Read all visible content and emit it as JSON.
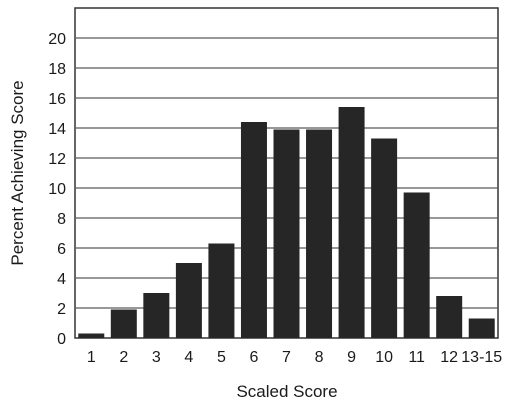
{
  "chart_data": {
    "type": "bar",
    "xlabel": "Scaled Score",
    "ylabel": "Percent Achieving Score",
    "categories": [
      "1",
      "2",
      "3",
      "4",
      "5",
      "6",
      "7",
      "8",
      "9",
      "10",
      "11",
      "12",
      "13-15"
    ],
    "values": [
      0.3,
      1.9,
      3.0,
      5.0,
      6.3,
      14.4,
      13.9,
      13.9,
      15.4,
      13.3,
      9.7,
      2.8,
      1.3
    ],
    "ylim": [
      0,
      22
    ],
    "yticks": [
      0,
      2,
      4,
      6,
      8,
      10,
      12,
      14,
      16,
      18,
      20
    ],
    "grid": "horizontal",
    "bar_color": "#262626",
    "grid_color": "#5a5a5a"
  }
}
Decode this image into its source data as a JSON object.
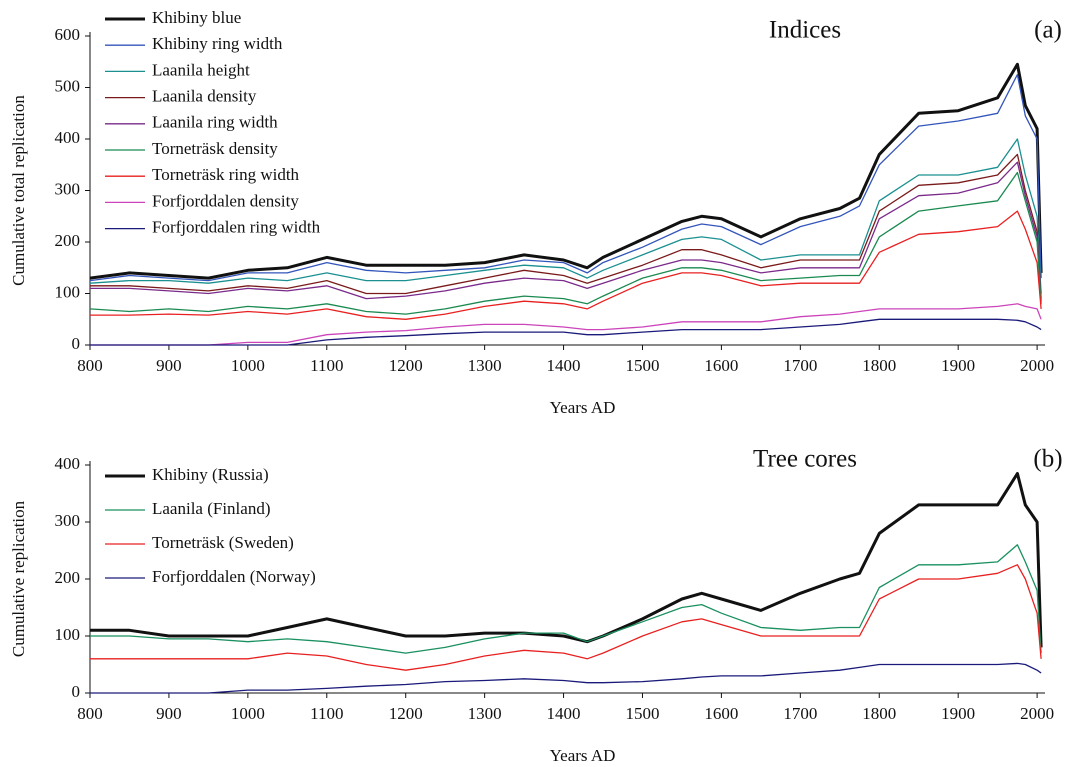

* **WORK TO DO**:
Give every record again exactly, apart from the pictures, which stay out.

* **CORRECT OUTPUT**:
Read all visible content and emit it as JSON.
{
  "chart_data": {
    "type": "bar",
    "xlabel": "Scaled Score",
    "ylabel": "Percent Achieving Score",
    "categories": [
      "1",
      "2",
      "3",
      "4",
      "5",
      "6",
      "7",
      "8",
      "9",
      "10",
      "11",
      "12",
      "13-15"
    ],
    "values": [
      0.3,
      1.9,
      3.0,
      5.0,
      6.3,
      14.4,
      13.9,
      13.9,
      15.4,
      13.3,
      9.7,
      2.8,
      1.3
    ],
    "ylim": [
      0,
      22
    ],
    "yticks": [
      0,
      2,
      4,
      6,
      8,
      10,
      12,
      14,
      16,
      18,
      20
    ],
    "grid": "horizontal",
    "bar_color": "#262626",
    "grid_color": "#5a5a5a"
  }
}
Decode this image into its source data as a JSON object.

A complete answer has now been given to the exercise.